Home Selections Garden
Howson Hill
Howson Hill, a major topographic feature of the Australian Garden Stage 2, emerges from a tranquil waterway north of the River Walk and is capped with existing rare and endangered Mallee Eucalypts that already reach a height of four to five metres.
A walk along the ridge line will provide access to these unique trees. The loosely defined path will culminate in a viewing platform affording sensational views across the Australian Garden and along the Melaleuca Spits. A pathway providing continuous waterside access will link the two sections of the Display Gardens in the ‘valleys’ adjacent to Howson Hill.
Plants
- In eastern ‘woodlot’ section multi-stemmed Eucalypts
Features
- A tranquil lookout across the Australian Garden
- A great picture postcard location.
Howson Hill
The Arbour Garden
Australian climbing plants and standards will fill this display garden with a tremendous number of plants for use in the home garden. This is the must see location for keen gardeners, visitors looking for innovative ways to use tricky vertical spaces in their garden and children and the young at heart looking to play hide-and-seek.
Views along the central pathway through the arbours will be a great favourite with brides or anyone looking for spectacular and unique portrait.
Melaleuca Spits
This evocative feature, reminiscent of Australia’s coastal regions, will form the transition between the River Walk, Howson Hill, the Display Gardens, and the Continental Edge Gardens. Layers of aquatic reeds, sand spits, and bands of Melaleucas will provide a striking vista from the River Walk precinct. Distant framed views of the Continental Edge Gardens beyond will draw the visitor northward.
Plants
- Melaleuca linariifolia, Snow in Summer
Features
- A stunning and iconic landscape recreated as a work of environmental art.
Melaleuca Spits
Continental Edge – Display Gardens
Located to the north-east of the Gondwana Garden, on the opposite bank of the Ian Potter Lake and next to the Melaleuca Spits, these Display Gardens will offer informative demonstrations of the use of Australian plants in home garden.
Each garden will provide practical ‘take home’ ideas for visitors. The precinct will include the How to Garden, the Backyard Garden, the Inside/Outside Garden, the Greening Cities Garden and the Seaside Garden.
A curving water body flanked by plantings on its western and southern banks will surround the Continental Edge Gardens, which will also represent the conclusion of the ‘story of water’ in Australia. This story, a major theme of the Australian Garden, commences in arid central Australia and leads to the urban landscapes on the continent’s coastal margins.
At the far northern end of this precinct there will be a small kiosk and visitor facilities.
Plants
- Pleached Ficus microcarpa var. hillii , Hills Weeping Fig
Features
- The Continental Edge Gardens will provide a fantastic visitor hub in the Australian Garden. This is the place to relax and unwind, picnic with your family or get your hands dirty exploring gardening in the ‘How to Garden’.
Continental Edge - Display Gardens
The Gondwana Garden
This unique garden will include a diverse collection of plant species from Australian temperate rainforests. A series of imposing hexagonal basalt columns inspired by similar naturally occurring structures will provide a reference to the volcanic activity of earlier periods in the history of this continent. Together, these elements will deliver an environment that supports discovery of the Gondwanan period of our natural history.
========
WHAT IS EXPECTED>
Extend the page on the Australian Garden's Stage 2 precincts, picking up right after its closing sentence about the Gondwana Garden.

Element-and-box listings
========
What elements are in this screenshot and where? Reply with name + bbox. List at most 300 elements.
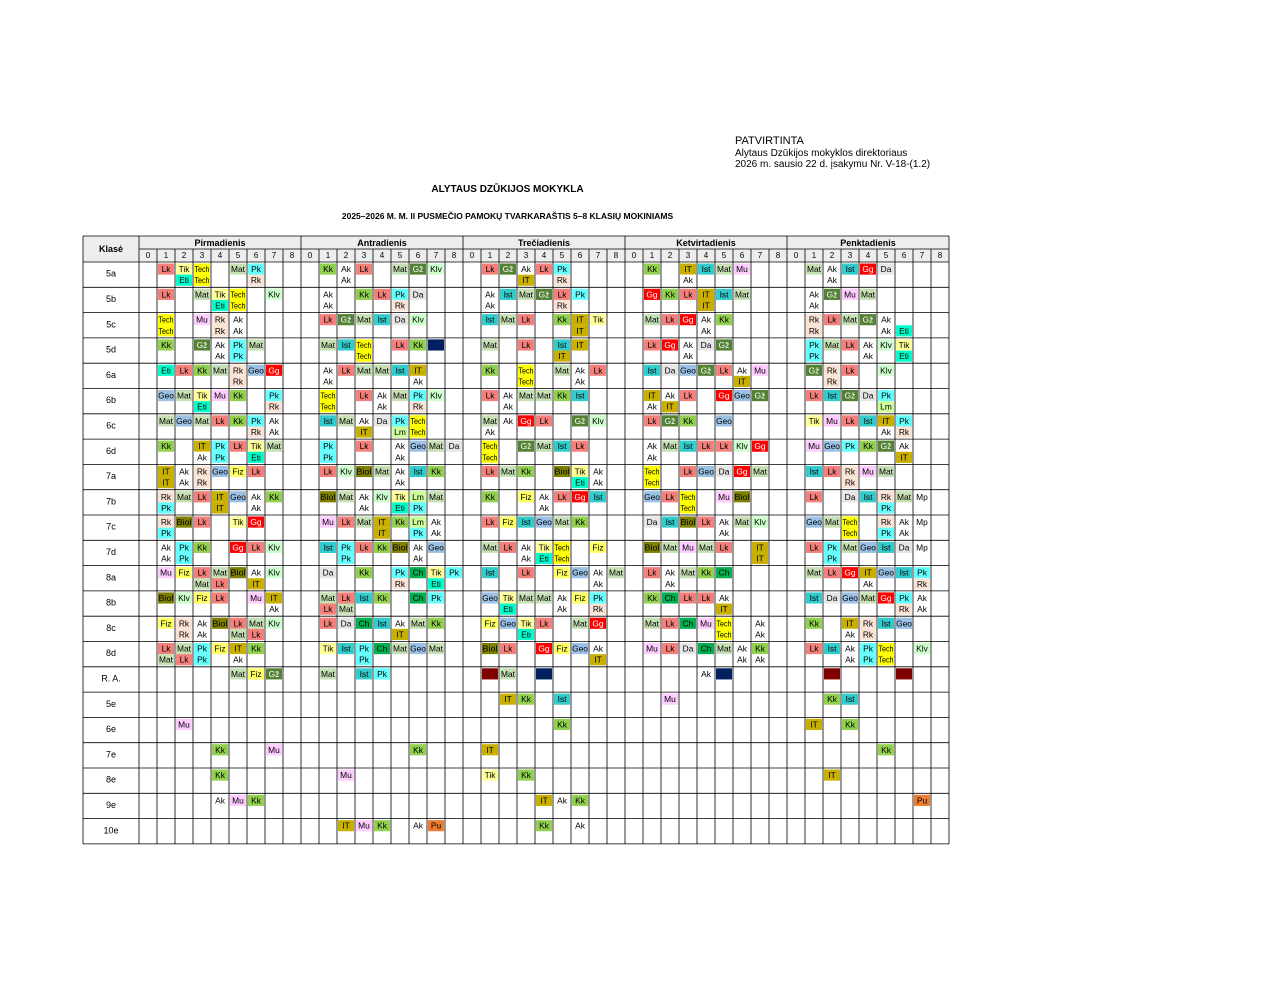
lesson-label: Kk xyxy=(863,441,873,452)
lesson-label: Gž xyxy=(538,289,550,300)
lesson-label: Ak xyxy=(413,542,423,553)
lesson-label: Kk xyxy=(521,694,531,705)
lesson-label: Ak xyxy=(395,618,405,629)
lesson-label: Mat xyxy=(645,314,659,325)
lesson-label: Kk xyxy=(323,264,333,275)
lesson-label: Mat xyxy=(717,643,731,654)
class-label: 6e xyxy=(105,724,117,735)
lesson-label: Ak xyxy=(917,604,927,615)
lesson-label: Klv xyxy=(412,314,424,325)
lesson-label: Geo xyxy=(680,365,696,376)
lesson-label: Ak xyxy=(683,339,693,350)
lesson-label: Eti xyxy=(431,578,441,589)
lesson-label: IT xyxy=(576,314,584,325)
lesson-label: Mat xyxy=(735,289,749,300)
lesson-label: Rk xyxy=(160,517,172,528)
lesson-label: Tik xyxy=(898,339,910,350)
period-number: 0 xyxy=(469,251,475,260)
lesson-label: Pu xyxy=(916,795,928,806)
lesson-label: Lk xyxy=(197,517,207,528)
lesson-label: Kk xyxy=(359,289,369,300)
period-number: 4 xyxy=(217,251,223,260)
lesson-label: Lk xyxy=(359,390,369,401)
period-number: 1 xyxy=(649,251,655,260)
period-number: 2 xyxy=(181,251,187,260)
lesson-label: Tech xyxy=(410,427,426,438)
lesson-label: Mat xyxy=(735,517,749,528)
lesson-label: Lk xyxy=(323,618,333,629)
lesson-label: Mu xyxy=(214,390,226,401)
lesson-label: Ak xyxy=(395,477,405,488)
lesson-label: Tech xyxy=(716,629,732,640)
lesson-label: Pk xyxy=(251,415,261,426)
lesson-label: Ak xyxy=(881,314,891,325)
lesson-label: Lk xyxy=(521,314,531,325)
lesson-label: Kk xyxy=(377,820,387,831)
lesson-label: Pk xyxy=(413,502,423,513)
lesson-label: Rk xyxy=(916,578,928,589)
period-number: 1 xyxy=(163,251,169,260)
lesson-label: Lk xyxy=(359,441,369,452)
lesson-label: Lk xyxy=(341,517,351,528)
lesson-label: Ak xyxy=(557,604,567,615)
lesson-label: Mat xyxy=(825,339,839,350)
lesson-label: Tik xyxy=(538,542,550,553)
lesson-label: Ist xyxy=(323,415,333,426)
lesson-label: Lk xyxy=(485,466,495,477)
lesson-label: IT xyxy=(270,592,278,603)
lesson-label: Ch xyxy=(412,567,424,578)
lesson-label: Mu xyxy=(664,694,676,705)
lesson-label: Mat xyxy=(483,415,497,426)
lesson-label: Tech xyxy=(482,452,498,463)
lesson-label: Ist xyxy=(863,491,873,502)
class-label: 8d xyxy=(105,648,117,659)
lesson-label: Ak xyxy=(161,553,171,564)
lesson-label: Ist xyxy=(863,415,873,426)
period-number: 3 xyxy=(685,251,691,260)
lesson-label: Ak xyxy=(161,542,171,553)
lesson-label: Ist xyxy=(827,390,837,401)
lesson-label: Kk xyxy=(539,820,549,831)
lesson-label: Pk xyxy=(323,452,333,463)
lesson-label: Geo xyxy=(878,567,894,578)
lesson-label: Ist xyxy=(359,668,369,679)
lesson-label: Eti xyxy=(197,401,207,412)
lesson-label: Pk xyxy=(863,643,873,654)
lesson-label: Geo xyxy=(716,415,732,426)
lesson-label: Ist xyxy=(485,314,495,325)
lesson-label: Eti xyxy=(395,502,405,513)
lesson-label: Lk xyxy=(683,289,693,300)
lesson-label: Pk xyxy=(395,415,405,426)
lesson-label: Gg xyxy=(862,264,874,275)
lesson-label: Da xyxy=(340,618,352,629)
lesson-label: Mat xyxy=(843,542,857,553)
lesson-label: Pk xyxy=(377,668,387,679)
lesson-label: Biol xyxy=(230,567,246,578)
period-number: 4 xyxy=(541,251,547,260)
class-label: 10e xyxy=(103,825,119,836)
lesson-label: Lk xyxy=(719,365,729,376)
lesson-label: Lm xyxy=(394,427,406,438)
lesson-label: Pk xyxy=(575,289,585,300)
lesson-label: Rk xyxy=(826,365,838,376)
lesson-label: Lk xyxy=(359,542,369,553)
lesson-label: Rk xyxy=(214,314,226,325)
lesson-label: Geo xyxy=(824,441,840,452)
lesson-label: Lk xyxy=(845,415,855,426)
lesson-label: Pk xyxy=(881,390,891,401)
lesson-label: Ak xyxy=(575,820,585,831)
lesson-label: Ist xyxy=(557,441,567,452)
lesson-label: Ak xyxy=(809,289,819,300)
lesson-label: Lk xyxy=(485,390,495,401)
lesson-label: Ak xyxy=(521,553,531,564)
period-number: 6 xyxy=(415,251,421,260)
lesson-label: IT xyxy=(702,300,710,311)
lesson-label: Mu xyxy=(646,643,658,654)
lesson-label: Mat xyxy=(231,264,245,275)
lesson-label: Tech xyxy=(194,275,210,286)
class-header: Klasė xyxy=(98,244,124,254)
lesson-label: Ist xyxy=(395,365,405,376)
lesson-label: Mat xyxy=(231,629,245,640)
lesson-label: Lk xyxy=(719,542,729,553)
class-label: 8a xyxy=(105,572,117,583)
lesson-label: Ak xyxy=(665,567,675,578)
lesson-label: Ak xyxy=(431,528,441,539)
lesson-label: Ak xyxy=(269,415,279,426)
lesson-label: Mat xyxy=(519,592,533,603)
lesson-label: Lk xyxy=(845,339,855,350)
period-number: 6 xyxy=(253,251,259,260)
lesson-label: Lk xyxy=(503,542,513,553)
lesson-label: Klv xyxy=(430,264,442,275)
lesson-label: Kk xyxy=(881,744,891,755)
lesson-label: Rk xyxy=(250,275,262,286)
lesson-label: Da xyxy=(322,567,334,578)
lesson-label: Klv xyxy=(268,289,280,300)
lesson-label: Mat xyxy=(717,264,731,275)
lesson-label: Ak xyxy=(323,365,333,376)
lesson-cell xyxy=(482,668,498,679)
lesson-label: Rk xyxy=(862,629,874,640)
lesson-label: Lk xyxy=(827,314,837,325)
lesson-label: Pk xyxy=(359,654,369,665)
lesson-label: Ak xyxy=(593,466,603,477)
lesson-label: Ak xyxy=(359,415,369,426)
lesson-label: Pk xyxy=(233,339,243,350)
lesson-label: Kk xyxy=(575,517,585,528)
lesson-label: Klv xyxy=(268,567,280,578)
lesson-label: Ak xyxy=(323,289,333,300)
lesson-label: Kk xyxy=(251,795,261,806)
lesson-label: Mat xyxy=(663,542,677,553)
lesson-label: Ak xyxy=(881,427,891,438)
lesson-label: Tech xyxy=(194,264,210,275)
lesson-label: Pk xyxy=(917,567,927,578)
lesson-label: Rk xyxy=(556,300,568,311)
lesson-label: Ak xyxy=(269,604,279,615)
lesson-label: Lm xyxy=(412,491,424,502)
lesson-label: Lk xyxy=(233,618,243,629)
lesson-label: Kk xyxy=(395,517,405,528)
lesson-label: Klv xyxy=(916,643,928,654)
lesson-label: Geo xyxy=(410,441,426,452)
lesson-label: Ak xyxy=(683,275,693,286)
lesson-label: Ist xyxy=(557,339,567,350)
lesson-label: Mu xyxy=(700,618,712,629)
lesson-label: Eti xyxy=(161,365,171,376)
lesson-label: Ist xyxy=(647,365,657,376)
lesson-label: Ak xyxy=(359,502,369,513)
lesson-label: Tech xyxy=(320,390,336,401)
lesson-label: Kk xyxy=(251,643,261,654)
lesson-label: Ak xyxy=(377,390,387,401)
lesson-label: Tech xyxy=(842,528,858,539)
lesson-label: Kk xyxy=(557,390,567,401)
lesson-label: Mat xyxy=(843,314,857,325)
lesson-label: Da xyxy=(646,517,658,528)
timetable xyxy=(82,235,950,845)
lesson-label: IT xyxy=(414,365,422,376)
lesson-label: Kk xyxy=(521,770,531,781)
lesson-label: Ist xyxy=(701,264,711,275)
lesson-label: Rk xyxy=(826,376,838,387)
lesson-label: Ch xyxy=(412,592,424,603)
lesson-label: Gž xyxy=(520,441,532,452)
lesson-label: Ak xyxy=(413,820,423,831)
lesson-label: Eti xyxy=(503,604,513,615)
lesson-label: Ak xyxy=(179,477,189,488)
period-number: 2 xyxy=(505,251,511,260)
lesson-label: Rk xyxy=(196,466,208,477)
lesson-label: Ak xyxy=(863,339,873,350)
lesson-label: Da xyxy=(376,415,388,426)
lesson-label: Kk xyxy=(485,491,495,502)
lesson-label: Pk xyxy=(233,351,243,362)
lesson-label: Mat xyxy=(249,618,263,629)
class-label: 7a xyxy=(105,471,117,482)
lesson-label: Mat xyxy=(159,654,173,665)
lesson-label: Lk xyxy=(503,643,513,654)
lesson-label: Ak xyxy=(269,427,279,438)
lesson-label: Gž xyxy=(862,314,874,325)
lesson-label: Da xyxy=(394,314,406,325)
lesson-label: Mat xyxy=(609,567,623,578)
lesson-label: Lk xyxy=(845,365,855,376)
lesson-label: Ak xyxy=(233,314,243,325)
lesson-label: Lk xyxy=(539,264,549,275)
lesson-label: Lk xyxy=(809,542,819,553)
lesson-label: Mat xyxy=(321,592,335,603)
lesson-label: Rk xyxy=(862,618,874,629)
lesson-label: Fiz xyxy=(574,592,586,603)
lesson-label: Gg xyxy=(844,567,856,578)
lesson-label: Kk xyxy=(359,567,369,578)
period-number: 2 xyxy=(829,251,835,260)
lesson-label: Tech xyxy=(518,365,534,376)
lesson-label: Ak xyxy=(827,264,837,275)
lesson-label: Ak xyxy=(827,275,837,286)
lesson-label: Rk xyxy=(556,275,568,286)
lesson-label: Ist xyxy=(377,618,387,629)
lesson-label: Lk xyxy=(827,466,837,477)
lesson-label: Tech xyxy=(482,441,498,452)
lesson-label: Rk xyxy=(808,314,820,325)
lesson-label: Pk xyxy=(881,528,891,539)
lesson-label: Mat xyxy=(537,441,551,452)
class-label: 8e xyxy=(105,774,117,785)
lesson-label: Kk xyxy=(827,694,837,705)
lesson-label: Ist xyxy=(827,643,837,654)
lesson-label: IT xyxy=(216,502,224,513)
lesson-label: Ak xyxy=(593,567,603,578)
lesson-label: Pk xyxy=(827,553,837,564)
lesson-label: Tech xyxy=(554,542,570,553)
lesson-label: Da xyxy=(664,365,676,376)
lesson-label: Ch xyxy=(358,618,370,629)
lesson-label: Ist xyxy=(503,289,513,300)
approval-heading: PATVIRTINTA xyxy=(735,135,804,147)
lesson-label: Mu xyxy=(754,365,766,376)
class-label: 8c xyxy=(106,622,116,633)
lesson-label: Mat xyxy=(501,466,515,477)
lesson-label: IT xyxy=(234,643,242,654)
lesson-label: Geo xyxy=(410,643,426,654)
lesson-label: Lk xyxy=(251,542,261,553)
lesson-label: Pk xyxy=(449,567,459,578)
lesson-label: Ak xyxy=(179,466,189,477)
lesson-label: Mat xyxy=(825,517,839,528)
lesson-label: Mat xyxy=(879,466,893,477)
lesson-label: IT xyxy=(162,477,170,488)
lesson-label: Ak xyxy=(863,578,873,589)
lesson-label: Rk xyxy=(880,517,892,528)
day-header-0: Pirmadienis xyxy=(194,238,246,248)
lesson-label: Rk xyxy=(178,629,190,640)
lesson-label: Mat xyxy=(393,643,407,654)
lesson-label: Kk xyxy=(233,415,243,426)
lesson-label: Mat xyxy=(357,517,371,528)
lesson-label: Fiz xyxy=(214,643,226,654)
lesson-label: Tech xyxy=(878,654,894,665)
lesson-label: Mat xyxy=(555,365,569,376)
lesson-label: Gž xyxy=(574,415,586,426)
lesson-label: Ak xyxy=(683,351,693,362)
period-number: 5 xyxy=(883,251,889,260)
lesson-label: Mat xyxy=(177,643,191,654)
lesson-label: Ist xyxy=(809,466,819,477)
lesson-label: IT xyxy=(576,339,584,350)
lesson-label: IT xyxy=(396,629,404,640)
lesson-label: Rk xyxy=(214,325,226,336)
lesson-label: Klv xyxy=(268,618,280,629)
lesson-label: Tech xyxy=(842,517,858,528)
lesson-label: Da xyxy=(682,643,694,654)
lesson-label: Ak xyxy=(251,502,261,513)
lesson-label: Mat xyxy=(375,466,389,477)
class-label: 5a xyxy=(105,268,117,279)
lesson-label: IT xyxy=(162,466,170,477)
lesson-label: Tech xyxy=(158,314,174,325)
lesson-label: Ak xyxy=(701,314,711,325)
lesson-label: Gg xyxy=(646,289,658,300)
lesson-label: Biol xyxy=(554,466,570,477)
period-number: 8 xyxy=(775,251,781,260)
lesson-label: Lk xyxy=(323,604,333,615)
lesson-label: Mat xyxy=(195,289,209,300)
lesson-label: Ak xyxy=(719,592,729,603)
lesson-label: Rk xyxy=(250,427,262,438)
lesson-label: Pk xyxy=(395,567,405,578)
lesson-label: Ak xyxy=(215,339,225,350)
lesson-label: Ak xyxy=(737,654,747,665)
lesson-label: Pk xyxy=(215,441,225,452)
lesson-label: Lk xyxy=(395,339,405,350)
lesson-cell xyxy=(824,668,840,679)
lesson-label: IT xyxy=(504,694,512,705)
period-number: 4 xyxy=(703,251,709,260)
lesson-label: Mat xyxy=(753,466,767,477)
lesson-label: Lk xyxy=(539,415,549,426)
lesson-label: Rk xyxy=(268,401,280,412)
lesson-label: Ist xyxy=(323,542,333,553)
lesson-label: Mat xyxy=(573,618,587,629)
lesson-label: Ak xyxy=(215,351,225,362)
lesson-label: Lk xyxy=(161,643,171,654)
lesson-label: Ak xyxy=(593,643,603,654)
lesson-label: Pk xyxy=(179,553,189,564)
lesson-label: Ak xyxy=(755,618,765,629)
lesson-label: IT xyxy=(864,567,872,578)
lesson-label: IT xyxy=(360,427,368,438)
lesson-label: Lk xyxy=(215,578,225,589)
lesson-label: Kk xyxy=(647,264,657,275)
lesson-label: Mat xyxy=(339,491,353,502)
period-number: 8 xyxy=(937,251,943,260)
lesson-label: Biol xyxy=(392,542,408,553)
lesson-label: Lm xyxy=(412,517,424,528)
lesson-label: Mp xyxy=(916,517,928,528)
lesson-label: Pk xyxy=(557,264,567,275)
lesson-label: Mat xyxy=(267,441,281,452)
lesson-label: Ist xyxy=(881,618,891,629)
lesson-label: Kk xyxy=(845,719,855,730)
lesson-label: Da xyxy=(448,441,460,452)
lesson-label: Pk xyxy=(431,592,441,603)
lesson-label: Klv xyxy=(376,491,388,502)
lesson-label: Rk xyxy=(592,604,604,615)
approval-line-1: Alytaus Dzūkijos mokyklos direktoriaus xyxy=(735,147,908,159)
lesson-label: Pk xyxy=(827,542,837,553)
lesson-label: Gž xyxy=(700,365,712,376)
lesson-label: Mat xyxy=(321,668,335,679)
lesson-label: Lk xyxy=(161,289,171,300)
lesson-label: Eti xyxy=(215,300,225,311)
lesson-label: Ist xyxy=(809,592,819,603)
lesson-label: Ak xyxy=(755,654,765,665)
lesson-label: Pk xyxy=(593,592,603,603)
lesson-label: Mat xyxy=(807,264,821,275)
lesson-label: Mat xyxy=(807,567,821,578)
lesson-label: Pk xyxy=(215,452,225,463)
lesson-label: Tik xyxy=(574,466,586,477)
lesson-label: Ak xyxy=(647,452,657,463)
lesson-label: IT xyxy=(810,719,818,730)
lesson-label: Lk xyxy=(377,289,387,300)
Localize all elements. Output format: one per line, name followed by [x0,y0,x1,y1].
========
ANSWER>
Plants
The Gondwana Garden will be situated to the immediate north of the Eucalypt Walk, to the south of the Ian Potter Lakeside Precinct, and west of the Allocasuarina Grove. Visitors arriving at the Gondwana Garden will discover a lush, abundantly planted garden representing Australian Gondwanan rainforests’ connections to the evolutionary history of the Earth and its biodiversity.
The planting plan will contain Gondwanan species such as Antarctic Beech (Nothofagus moorei), Bunya Pine (Araucaria bidwilli), Wollemi Pine (Wollemia nobilis), and Ivory Curl Tree (Buckinghamia celsissima). Dry-tolerant rainforest genera such as Melia, Flindersia, Cupaniopsis, Araucaria, Ficus, and Lophostemon will also be included in the plant list. The range of both Gondwanan and rainforest species has been carefully compiled by expert RBG botanists to provide visitors with experiences reminiscent of forests in those long-distant times.
Feature – The Basalt Columns
The Gondwana Garden’s design includes a striking series of natural hexagonal basalt columns that will reflect similar natural igneous rock formations in the Australian landscape, and provide a reference to the role of volcanic activity in the earth-forming of the ancient super-continent of Gondwana. Similar structures can be seen at the Organ Pipes National Park in Victoria.
The columns will complement the plantings of the surrounding dense Gondwanan forest environment. Together, this structure and the nearby plantings will create in the Gondwana Garden a vitally important component of the Australian Garden Stage 2 landscape, planting design and vision, while extending the chronological and thematic scope of future public education programs at RBG Cranbourne.
Exploring the Gondwana Garden
The Gondwana Garden will be a great place to explore the history of the Australian Flora and discover some answers to the questions:
- What makes Australian flora unique?
- How have ancient plants survived in rainforest pockets in Australia?
- What is the future of our precious rainforests?
The Gondwana Garden
Eucalypt Walk
The Eucalypt Walk lies to the immediate south of the Gondwana Garden and celebrates the diversity in form, foliage, bark, smells and sounds that make up the unique Eucalyptus genus.
The Gondwana Garden and Eucalypt Walk extend along the western flank of the Australian Garden. Walking from south to north introduces subtle changes that gradually surround visitors with a more immersive experience, with canopy and understorey becoming more lush and enveloping.
Eucalypt Walk
Ian Potter Lakeside Precinct
To the north of the Gondwana Garden, a substantial water body and an associated community events space will be collectively named the Ian Potter Lakeside Precinct in recognition of the major grant made by The Ian Potter Foundation to the project.
Features – community fun!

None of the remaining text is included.